VORLIEGENDER TEXT -
Bei der Altersvorsorge besteht Handlungsbedarf, dies ist unbestritten. Die im Raum stehenden Reformentwürfe lassen jedoch daran zweifeln, ob man damit in der Lage ist, die künftigen Herausforderungen konsequent anzugehen. Dabei gäbe es durchaus griffige Massnahmen, um das Sorgenkind Altersvorsorge auf den richtigen Weg zu bringen.

Im Rahmen von Zukunft Ostschweiz 2019 haben wir uns dem Schwerpunktthema Vereinbarkeit Familie und Beruf gewidmet. Im Vordergrund stand dabei der Fachkräftemangel. Wir haben aufgezeigt, dass das Näherrücken der geburtenstärksten Jahrgänge der 1960er-Jahre, der sogenannten Babyboomer, an das Pensionierungsalter den ohnehin schon bestehenden Mangel an Fachkräften noch verstärken wird. Durch eine bessere Vereinbarkeit von Familie und Beruf kann die Erwerbsbeteiligung erhöht und somit auch dem Fachkräftemangel entgegengewirkt werden. Doch die bevorstehende Pensionierung der Babyboomer hat auch eine andere Seite: Immer weniger Personen im erwerbsfähigen Alter stehen einer noch stark steigenden Gruppe von Menschen im Pensionsalter gegenüber. Damit diese ihren verdienten Lebensabend in Würde verbringen können und damit auch künftige Generationen dies noch können, braucht es wesentliche Korrekturen bei der selbst etwas in die Jahre gekommenen Schweizer Altersvorsorge. Die Politik weiss dies, handelt aber nicht.

AUFGABENSTELLUNG -
Schreiben Sie aus dem Text zur Altersvorsorge die Stelle von „Bei der Altersvorsorge“ bis „Weg zu bringen.“ wortgetreu ab.

GEGEBENE EINTRÄGE -
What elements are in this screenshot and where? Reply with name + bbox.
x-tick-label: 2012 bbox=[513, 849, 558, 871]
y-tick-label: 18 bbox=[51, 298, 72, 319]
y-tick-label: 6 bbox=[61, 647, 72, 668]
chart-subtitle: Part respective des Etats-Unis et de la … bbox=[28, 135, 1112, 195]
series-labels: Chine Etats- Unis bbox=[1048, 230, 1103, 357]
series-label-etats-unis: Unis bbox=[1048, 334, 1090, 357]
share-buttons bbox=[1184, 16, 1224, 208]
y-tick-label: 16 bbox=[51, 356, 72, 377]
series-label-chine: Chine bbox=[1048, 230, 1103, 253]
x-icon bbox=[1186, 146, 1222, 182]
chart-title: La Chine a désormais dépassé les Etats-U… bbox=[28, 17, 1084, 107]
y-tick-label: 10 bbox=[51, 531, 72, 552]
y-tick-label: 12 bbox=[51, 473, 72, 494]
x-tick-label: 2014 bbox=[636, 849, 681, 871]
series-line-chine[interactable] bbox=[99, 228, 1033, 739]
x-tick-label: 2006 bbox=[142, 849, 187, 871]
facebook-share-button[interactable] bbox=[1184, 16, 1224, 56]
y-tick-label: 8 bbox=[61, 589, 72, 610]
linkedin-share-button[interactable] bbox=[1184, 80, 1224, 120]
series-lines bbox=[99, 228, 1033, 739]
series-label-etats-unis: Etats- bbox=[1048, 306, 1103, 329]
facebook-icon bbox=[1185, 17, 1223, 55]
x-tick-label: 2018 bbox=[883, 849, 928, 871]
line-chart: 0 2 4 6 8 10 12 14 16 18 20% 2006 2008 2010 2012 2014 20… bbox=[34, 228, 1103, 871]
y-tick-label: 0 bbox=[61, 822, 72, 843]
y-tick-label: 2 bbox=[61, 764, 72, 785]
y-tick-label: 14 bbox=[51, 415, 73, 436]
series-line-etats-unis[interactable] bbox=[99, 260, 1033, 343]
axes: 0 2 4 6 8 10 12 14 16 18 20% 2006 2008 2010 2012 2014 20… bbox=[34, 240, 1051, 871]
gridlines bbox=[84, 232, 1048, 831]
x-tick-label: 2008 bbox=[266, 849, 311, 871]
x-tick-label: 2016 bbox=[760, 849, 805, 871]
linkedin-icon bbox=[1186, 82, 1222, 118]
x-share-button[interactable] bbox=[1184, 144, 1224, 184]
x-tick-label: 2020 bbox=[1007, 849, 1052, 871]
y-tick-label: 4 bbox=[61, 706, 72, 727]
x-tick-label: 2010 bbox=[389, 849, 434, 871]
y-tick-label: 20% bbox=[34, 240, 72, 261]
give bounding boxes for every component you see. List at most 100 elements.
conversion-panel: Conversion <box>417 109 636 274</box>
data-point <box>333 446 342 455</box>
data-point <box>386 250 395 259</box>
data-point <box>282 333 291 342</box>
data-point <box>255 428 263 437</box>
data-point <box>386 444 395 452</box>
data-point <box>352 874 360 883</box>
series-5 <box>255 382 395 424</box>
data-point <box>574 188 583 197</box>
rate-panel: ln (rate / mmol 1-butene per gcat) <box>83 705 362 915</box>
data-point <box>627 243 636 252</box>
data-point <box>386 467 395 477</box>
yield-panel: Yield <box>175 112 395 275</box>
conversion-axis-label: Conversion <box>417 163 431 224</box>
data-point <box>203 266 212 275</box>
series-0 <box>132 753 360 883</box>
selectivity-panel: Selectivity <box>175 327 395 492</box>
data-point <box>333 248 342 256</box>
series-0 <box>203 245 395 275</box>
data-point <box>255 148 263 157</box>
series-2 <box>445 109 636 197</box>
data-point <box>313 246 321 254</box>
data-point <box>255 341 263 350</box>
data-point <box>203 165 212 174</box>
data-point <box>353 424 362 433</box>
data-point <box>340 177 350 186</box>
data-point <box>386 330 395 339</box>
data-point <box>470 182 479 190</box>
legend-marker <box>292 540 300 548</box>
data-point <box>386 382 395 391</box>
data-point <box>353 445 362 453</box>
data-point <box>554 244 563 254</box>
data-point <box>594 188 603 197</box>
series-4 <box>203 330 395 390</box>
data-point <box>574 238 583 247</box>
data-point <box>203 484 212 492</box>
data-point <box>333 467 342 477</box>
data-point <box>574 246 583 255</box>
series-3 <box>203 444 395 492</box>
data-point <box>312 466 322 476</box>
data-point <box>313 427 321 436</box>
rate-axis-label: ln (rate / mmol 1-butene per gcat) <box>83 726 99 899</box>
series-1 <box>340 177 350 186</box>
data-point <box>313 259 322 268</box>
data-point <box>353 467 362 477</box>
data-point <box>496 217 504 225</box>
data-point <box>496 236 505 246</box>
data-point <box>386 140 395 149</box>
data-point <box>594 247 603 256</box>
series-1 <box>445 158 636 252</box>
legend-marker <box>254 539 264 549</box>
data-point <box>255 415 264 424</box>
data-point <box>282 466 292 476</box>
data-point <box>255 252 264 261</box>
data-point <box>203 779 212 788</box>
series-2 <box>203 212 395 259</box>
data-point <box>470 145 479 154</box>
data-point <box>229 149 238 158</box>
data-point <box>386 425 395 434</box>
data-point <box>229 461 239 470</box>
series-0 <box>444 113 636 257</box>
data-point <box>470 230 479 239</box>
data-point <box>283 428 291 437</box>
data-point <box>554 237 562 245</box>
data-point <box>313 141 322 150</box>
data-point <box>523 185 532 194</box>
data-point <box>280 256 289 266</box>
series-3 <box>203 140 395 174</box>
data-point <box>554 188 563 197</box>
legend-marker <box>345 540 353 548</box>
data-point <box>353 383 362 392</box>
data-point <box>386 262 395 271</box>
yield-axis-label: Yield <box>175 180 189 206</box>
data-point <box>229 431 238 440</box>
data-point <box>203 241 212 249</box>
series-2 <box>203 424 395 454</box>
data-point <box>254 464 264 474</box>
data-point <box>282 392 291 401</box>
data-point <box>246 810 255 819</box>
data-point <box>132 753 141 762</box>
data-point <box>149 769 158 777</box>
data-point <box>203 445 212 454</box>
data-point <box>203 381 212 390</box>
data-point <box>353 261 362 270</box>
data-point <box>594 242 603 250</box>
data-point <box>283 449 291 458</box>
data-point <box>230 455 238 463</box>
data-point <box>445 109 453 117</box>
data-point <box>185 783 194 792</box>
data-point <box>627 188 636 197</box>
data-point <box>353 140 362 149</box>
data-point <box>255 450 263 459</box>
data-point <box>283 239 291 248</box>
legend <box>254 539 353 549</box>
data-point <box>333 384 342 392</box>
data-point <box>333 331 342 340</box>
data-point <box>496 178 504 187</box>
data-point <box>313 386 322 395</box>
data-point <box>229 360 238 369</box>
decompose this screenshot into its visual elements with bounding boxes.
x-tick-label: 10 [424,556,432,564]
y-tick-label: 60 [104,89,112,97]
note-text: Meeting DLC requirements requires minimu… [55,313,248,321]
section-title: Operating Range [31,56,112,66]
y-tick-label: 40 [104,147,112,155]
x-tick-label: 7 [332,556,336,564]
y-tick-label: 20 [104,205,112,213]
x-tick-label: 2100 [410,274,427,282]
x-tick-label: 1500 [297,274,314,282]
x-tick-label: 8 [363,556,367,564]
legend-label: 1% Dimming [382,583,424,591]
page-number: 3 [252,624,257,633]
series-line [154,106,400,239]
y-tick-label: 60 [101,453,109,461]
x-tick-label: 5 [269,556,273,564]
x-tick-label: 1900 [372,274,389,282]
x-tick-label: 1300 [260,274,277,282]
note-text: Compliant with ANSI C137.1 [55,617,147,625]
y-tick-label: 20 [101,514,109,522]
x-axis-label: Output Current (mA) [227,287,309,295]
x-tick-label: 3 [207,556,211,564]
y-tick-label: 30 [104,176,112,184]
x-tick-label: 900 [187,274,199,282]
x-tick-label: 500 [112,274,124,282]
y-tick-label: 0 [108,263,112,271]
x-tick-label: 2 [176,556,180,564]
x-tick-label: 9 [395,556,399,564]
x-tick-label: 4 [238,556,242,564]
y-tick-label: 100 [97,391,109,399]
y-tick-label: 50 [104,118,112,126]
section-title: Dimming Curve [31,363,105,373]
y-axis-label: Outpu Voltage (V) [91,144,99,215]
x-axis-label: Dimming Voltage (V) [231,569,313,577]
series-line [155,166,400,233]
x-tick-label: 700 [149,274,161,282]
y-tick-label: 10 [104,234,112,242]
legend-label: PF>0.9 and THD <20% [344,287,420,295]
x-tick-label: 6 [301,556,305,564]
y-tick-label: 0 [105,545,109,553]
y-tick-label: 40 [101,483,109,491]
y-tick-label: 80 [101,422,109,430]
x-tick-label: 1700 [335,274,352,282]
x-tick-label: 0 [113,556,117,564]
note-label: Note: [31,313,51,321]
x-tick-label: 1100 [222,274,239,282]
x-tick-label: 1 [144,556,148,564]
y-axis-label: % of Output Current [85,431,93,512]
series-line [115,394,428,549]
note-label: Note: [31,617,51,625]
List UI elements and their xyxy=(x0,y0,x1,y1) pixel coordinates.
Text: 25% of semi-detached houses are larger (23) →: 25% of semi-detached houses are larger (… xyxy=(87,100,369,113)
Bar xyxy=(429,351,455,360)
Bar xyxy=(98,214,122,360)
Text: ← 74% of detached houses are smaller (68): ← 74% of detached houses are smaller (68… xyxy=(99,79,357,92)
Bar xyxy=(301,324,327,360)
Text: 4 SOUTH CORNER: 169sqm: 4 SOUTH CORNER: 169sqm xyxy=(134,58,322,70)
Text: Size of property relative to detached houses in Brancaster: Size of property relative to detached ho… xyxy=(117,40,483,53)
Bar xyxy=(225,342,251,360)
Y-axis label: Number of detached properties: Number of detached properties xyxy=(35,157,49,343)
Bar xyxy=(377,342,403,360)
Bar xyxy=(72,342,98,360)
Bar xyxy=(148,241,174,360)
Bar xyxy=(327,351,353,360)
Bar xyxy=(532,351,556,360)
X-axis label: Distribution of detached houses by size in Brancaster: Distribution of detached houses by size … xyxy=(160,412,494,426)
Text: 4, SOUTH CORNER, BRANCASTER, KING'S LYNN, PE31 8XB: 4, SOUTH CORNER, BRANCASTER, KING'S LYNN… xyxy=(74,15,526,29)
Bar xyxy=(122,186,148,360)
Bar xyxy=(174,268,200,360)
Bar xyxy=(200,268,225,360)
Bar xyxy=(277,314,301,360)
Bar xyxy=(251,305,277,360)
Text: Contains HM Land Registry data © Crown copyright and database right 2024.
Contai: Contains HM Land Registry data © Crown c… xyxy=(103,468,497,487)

LÖSUNG -
Bei der Altersvorsorge besteht Handlungsbedarf, dies ist unbestritten. Die im Raum stehenden Reformentwürfe lassen jedoch daran zweifeln, ob man damit in der Lage ist, die künftigen Herausforderungen konsequent anzugehen. Dabei gäbe es durchaus griffige Massnahmen, um das Sorgenkind Altersvorsorge auf den richtigen Weg zu bringen.